[Saved entries]

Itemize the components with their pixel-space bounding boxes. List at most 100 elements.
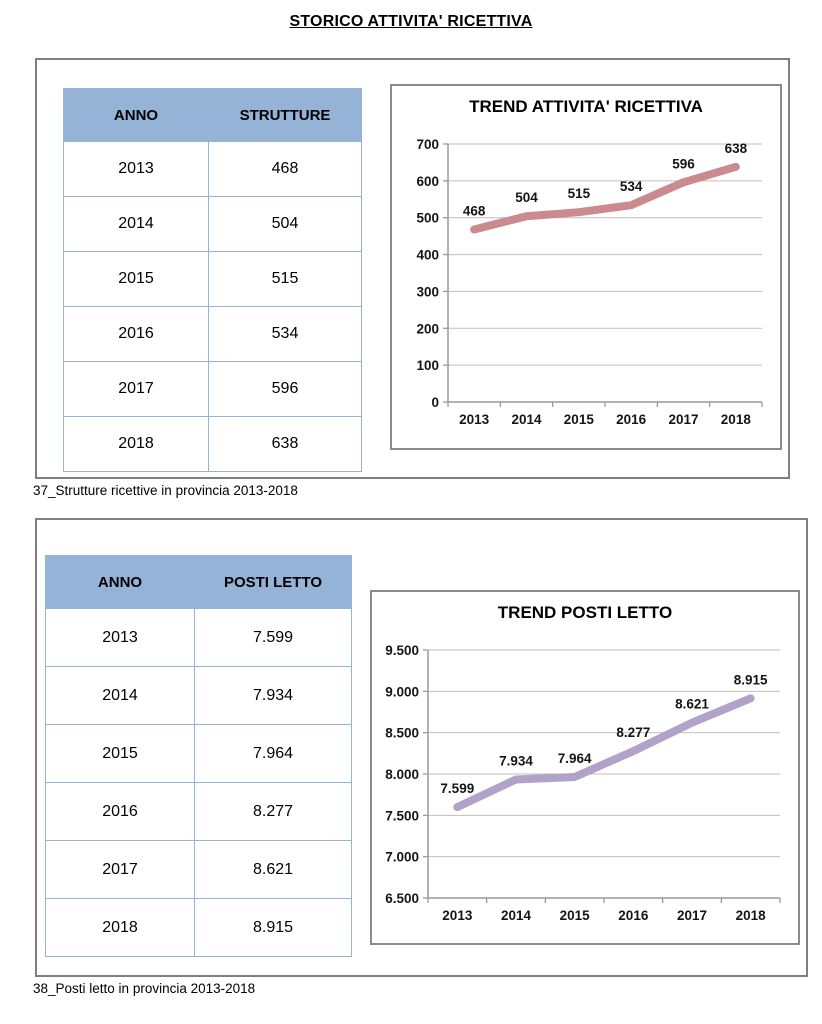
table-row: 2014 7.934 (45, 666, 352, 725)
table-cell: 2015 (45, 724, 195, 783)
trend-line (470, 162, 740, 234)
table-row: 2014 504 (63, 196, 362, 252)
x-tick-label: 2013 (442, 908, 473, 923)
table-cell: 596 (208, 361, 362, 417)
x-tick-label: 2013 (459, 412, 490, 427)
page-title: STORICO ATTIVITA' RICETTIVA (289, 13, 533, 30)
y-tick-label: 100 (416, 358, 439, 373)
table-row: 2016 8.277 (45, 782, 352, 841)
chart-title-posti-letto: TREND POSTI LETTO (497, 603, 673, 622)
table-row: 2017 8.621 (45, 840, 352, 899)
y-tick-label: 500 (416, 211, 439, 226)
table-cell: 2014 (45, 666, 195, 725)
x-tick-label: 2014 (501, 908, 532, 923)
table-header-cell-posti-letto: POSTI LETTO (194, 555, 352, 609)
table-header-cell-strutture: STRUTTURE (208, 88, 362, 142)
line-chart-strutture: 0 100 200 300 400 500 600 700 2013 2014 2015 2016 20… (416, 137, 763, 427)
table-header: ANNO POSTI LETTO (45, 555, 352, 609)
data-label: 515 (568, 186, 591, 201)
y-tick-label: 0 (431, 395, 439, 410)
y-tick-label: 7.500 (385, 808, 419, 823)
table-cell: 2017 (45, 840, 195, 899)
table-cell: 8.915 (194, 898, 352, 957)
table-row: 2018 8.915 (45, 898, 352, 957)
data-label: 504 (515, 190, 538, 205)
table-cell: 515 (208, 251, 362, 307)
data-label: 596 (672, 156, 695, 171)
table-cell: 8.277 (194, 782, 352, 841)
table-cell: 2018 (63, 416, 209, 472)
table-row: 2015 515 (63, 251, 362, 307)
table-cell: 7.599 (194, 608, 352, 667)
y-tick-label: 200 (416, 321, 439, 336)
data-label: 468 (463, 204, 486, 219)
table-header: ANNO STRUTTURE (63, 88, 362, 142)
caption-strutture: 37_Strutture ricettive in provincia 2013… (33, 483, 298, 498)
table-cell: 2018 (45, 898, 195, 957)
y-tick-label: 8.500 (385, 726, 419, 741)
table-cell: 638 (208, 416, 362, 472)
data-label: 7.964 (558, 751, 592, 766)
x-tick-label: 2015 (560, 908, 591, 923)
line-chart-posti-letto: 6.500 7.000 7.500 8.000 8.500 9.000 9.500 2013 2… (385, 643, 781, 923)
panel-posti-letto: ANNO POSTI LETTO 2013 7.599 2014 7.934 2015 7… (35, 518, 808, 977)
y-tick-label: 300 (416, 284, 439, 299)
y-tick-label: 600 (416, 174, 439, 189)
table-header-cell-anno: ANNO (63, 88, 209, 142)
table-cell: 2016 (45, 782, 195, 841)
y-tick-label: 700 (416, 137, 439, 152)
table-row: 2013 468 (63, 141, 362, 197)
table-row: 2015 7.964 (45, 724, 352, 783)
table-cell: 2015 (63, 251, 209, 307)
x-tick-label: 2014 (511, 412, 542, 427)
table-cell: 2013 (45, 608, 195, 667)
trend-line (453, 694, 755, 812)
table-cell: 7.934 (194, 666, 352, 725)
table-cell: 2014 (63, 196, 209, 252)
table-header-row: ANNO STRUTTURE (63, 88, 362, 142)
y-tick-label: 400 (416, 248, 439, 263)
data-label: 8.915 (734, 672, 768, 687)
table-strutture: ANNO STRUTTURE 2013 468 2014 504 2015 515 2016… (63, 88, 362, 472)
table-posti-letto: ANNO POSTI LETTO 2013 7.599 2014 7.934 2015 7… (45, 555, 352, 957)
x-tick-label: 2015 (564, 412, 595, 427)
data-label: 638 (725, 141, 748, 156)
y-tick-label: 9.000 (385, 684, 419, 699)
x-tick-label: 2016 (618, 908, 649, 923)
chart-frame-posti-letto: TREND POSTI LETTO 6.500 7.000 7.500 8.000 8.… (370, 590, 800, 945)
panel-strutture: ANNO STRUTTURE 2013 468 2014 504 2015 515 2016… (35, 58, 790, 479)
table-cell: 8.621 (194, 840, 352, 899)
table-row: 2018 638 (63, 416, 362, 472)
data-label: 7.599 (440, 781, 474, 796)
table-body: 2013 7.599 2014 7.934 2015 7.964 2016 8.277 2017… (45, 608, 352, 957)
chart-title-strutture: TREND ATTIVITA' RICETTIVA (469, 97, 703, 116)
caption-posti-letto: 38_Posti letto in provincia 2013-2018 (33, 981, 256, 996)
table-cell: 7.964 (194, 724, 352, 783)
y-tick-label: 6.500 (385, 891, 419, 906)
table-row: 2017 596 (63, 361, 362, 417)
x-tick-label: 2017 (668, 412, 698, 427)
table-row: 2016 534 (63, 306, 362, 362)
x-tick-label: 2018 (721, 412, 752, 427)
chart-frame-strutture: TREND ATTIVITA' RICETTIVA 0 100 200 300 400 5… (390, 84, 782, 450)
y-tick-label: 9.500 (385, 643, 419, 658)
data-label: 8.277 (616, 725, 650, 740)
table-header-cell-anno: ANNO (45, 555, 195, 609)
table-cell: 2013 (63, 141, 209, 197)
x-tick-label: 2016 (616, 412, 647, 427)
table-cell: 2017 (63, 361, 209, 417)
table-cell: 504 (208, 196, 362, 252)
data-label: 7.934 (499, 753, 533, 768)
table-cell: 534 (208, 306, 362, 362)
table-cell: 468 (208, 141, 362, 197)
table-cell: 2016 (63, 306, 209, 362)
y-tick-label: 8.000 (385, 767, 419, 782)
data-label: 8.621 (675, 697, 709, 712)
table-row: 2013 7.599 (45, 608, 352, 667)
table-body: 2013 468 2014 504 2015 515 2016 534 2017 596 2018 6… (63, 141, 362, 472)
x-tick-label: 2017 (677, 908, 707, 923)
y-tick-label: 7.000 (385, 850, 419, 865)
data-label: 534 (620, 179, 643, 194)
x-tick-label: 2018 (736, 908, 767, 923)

_DIRECTIVE_. Copy every line of the records above verbatim, leaving out the pictures.

_EXERCISE RESPONSE_.
Itemize the components with their pixel-space bounding boxes. List at most 100 elements.
table-row: 2014 7.934 (45, 666, 352, 725)
table-cell: 2015 (45, 724, 195, 783)
trend-line (470, 162, 740, 234)
table-row: 2014 504 (63, 196, 362, 252)
x-tick-label: 2013 (442, 908, 473, 923)
table-cell: 596 (208, 361, 362, 417)
x-tick-label: 2013 (459, 412, 490, 427)
page-title: STORICO ATTIVITA' RICETTIVA (289, 13, 533, 30)
y-tick-label: 100 (416, 358, 439, 373)
table-row: 2016 8.277 (45, 782, 352, 841)
chart-title-posti-letto: TREND POSTI LETTO (497, 603, 673, 622)
table-row: 2017 8.621 (45, 840, 352, 899)
y-tick-label: 500 (416, 211, 439, 226)
table-cell: 2014 (45, 666, 195, 725)
x-tick-label: 2014 (501, 908, 532, 923)
table-header-cell-posti-letto: POSTI LETTO (194, 555, 352, 609)
table-header-cell-strutture: STRUTTURE (208, 88, 362, 142)
line-chart-strutture: 0 100 200 300 400 500 600 700 2013 2014 2015 2016 20… (416, 137, 763, 427)
table-header: ANNO POSTI LETTO (45, 555, 352, 609)
data-label: 515 (568, 186, 591, 201)
y-tick-label: 0 (431, 395, 439, 410)
y-tick-label: 7.500 (385, 808, 419, 823)
table-cell: 2017 (45, 840, 195, 899)
table-cell: 8.915 (194, 898, 352, 957)
table-row: 2018 8.915 (45, 898, 352, 957)
data-label: 504 (515, 190, 538, 205)
table-cell: 515 (208, 251, 362, 307)
data-label: 596 (672, 156, 695, 171)
table-cell: 8.277 (194, 782, 352, 841)
table-cell: 2018 (63, 416, 209, 472)
table-row: 2015 515 (63, 251, 362, 307)
table-cell: 7.599 (194, 608, 352, 667)
y-tick-label: 200 (416, 321, 439, 336)
data-label: 468 (463, 204, 486, 219)
table-header: ANNO STRUTTURE (63, 88, 362, 142)
caption-strutture: 37_Strutture ricettive in provincia 2013… (33, 483, 298, 498)
table-cell: 2018 (45, 898, 195, 957)
y-tick-label: 8.500 (385, 726, 419, 741)
table-cell: 638 (208, 416, 362, 472)
data-label: 7.964 (558, 751, 592, 766)
x-tick-label: 2015 (560, 908, 591, 923)
line-chart-posti-letto: 6.500 7.000 7.500 8.000 8.500 9.000 9.500 2013 2… (385, 643, 781, 923)
panel-posti-letto: ANNO POSTI LETTO 2013 7.599 2014 7.934 2015 7… (35, 518, 808, 977)
y-tick-label: 300 (416, 284, 439, 299)
y-tick-label: 600 (416, 174, 439, 189)
table-header-cell-anno: ANNO (63, 88, 209, 142)
table-cell: 2016 (45, 782, 195, 841)
y-tick-label: 700 (416, 137, 439, 152)
table-row: 2013 468 (63, 141, 362, 197)
table-row: 2015 7.964 (45, 724, 352, 783)
table-cell: 2015 (63, 251, 209, 307)
x-tick-label: 2014 (511, 412, 542, 427)
table-cell: 2013 (45, 608, 195, 667)
trend-line (453, 694, 755, 812)
table-cell: 7.934 (194, 666, 352, 725)
table-cell: 2014 (63, 196, 209, 252)
table-header-row: ANNO STRUTTURE (63, 88, 362, 142)
y-tick-label: 400 (416, 248, 439, 263)
data-label: 8.915 (734, 672, 768, 687)
table-strutture: ANNO STRUTTURE 2013 468 2014 504 2015 515 2016… (63, 88, 362, 472)
table-posti-letto: ANNO POSTI LETTO 2013 7.599 2014 7.934 2015 7… (45, 555, 352, 957)
x-tick-label: 2015 (564, 412, 595, 427)
data-label: 638 (725, 141, 748, 156)
y-tick-label: 9.000 (385, 684, 419, 699)
x-tick-label: 2016 (618, 908, 649, 923)
chart-frame-posti-letto: TREND POSTI LETTO 6.500 7.000 7.500 8.000 8.… (370, 590, 800, 945)
panel-strutture: ANNO STRUTTURE 2013 468 2014 504 2015 515 2016… (35, 58, 790, 479)
table-cell: 8.621 (194, 840, 352, 899)
table-row: 2018 638 (63, 416, 362, 472)
data-label: 7.599 (440, 781, 474, 796)
table-body: 2013 7.599 2014 7.934 2015 7.964 2016 8.277 2017… (45, 608, 352, 957)
chart-title-strutture: TREND ATTIVITA' RICETTIVA (469, 97, 703, 116)
caption-posti-letto: 38_Posti letto in provincia 2013-2018 (33, 981, 256, 996)
table-cell: 7.964 (194, 724, 352, 783)
y-tick-label: 6.500 (385, 891, 419, 906)
table-row: 2017 596 (63, 361, 362, 417)
x-tick-label: 2017 (668, 412, 698, 427)
table-row: 2016 534 (63, 306, 362, 362)
x-tick-label: 2018 (721, 412, 752, 427)
chart-frame-strutture: TREND ATTIVITA' RICETTIVA 0 100 200 300 400 5… (390, 84, 782, 450)
y-tick-label: 9.500 (385, 643, 419, 658)
data-label: 8.277 (616, 725, 650, 740)
table-header-cell-anno: ANNO (45, 555, 195, 609)
table-cell: 2013 (63, 141, 209, 197)
x-tick-label: 2016 (616, 412, 647, 427)
table-cell: 2017 (63, 361, 209, 417)
table-cell: 504 (208, 196, 362, 252)
data-label: 7.934 (499, 753, 533, 768)
table-cell: 534 (208, 306, 362, 362)
table-cell: 468 (208, 141, 362, 197)
table-cell: 2016 (63, 306, 209, 362)
y-tick-label: 8.000 (385, 767, 419, 782)
data-label: 8.621 (675, 697, 709, 712)
table-row: 2013 7.599 (45, 608, 352, 667)
table-body: 2013 468 2014 504 2015 515 2016 534 2017 596 2018 6… (63, 141, 362, 472)
x-tick-label: 2017 (677, 908, 707, 923)
y-tick-label: 7.000 (385, 850, 419, 865)
data-label: 534 (620, 179, 643, 194)
x-tick-label: 2018 (736, 908, 767, 923)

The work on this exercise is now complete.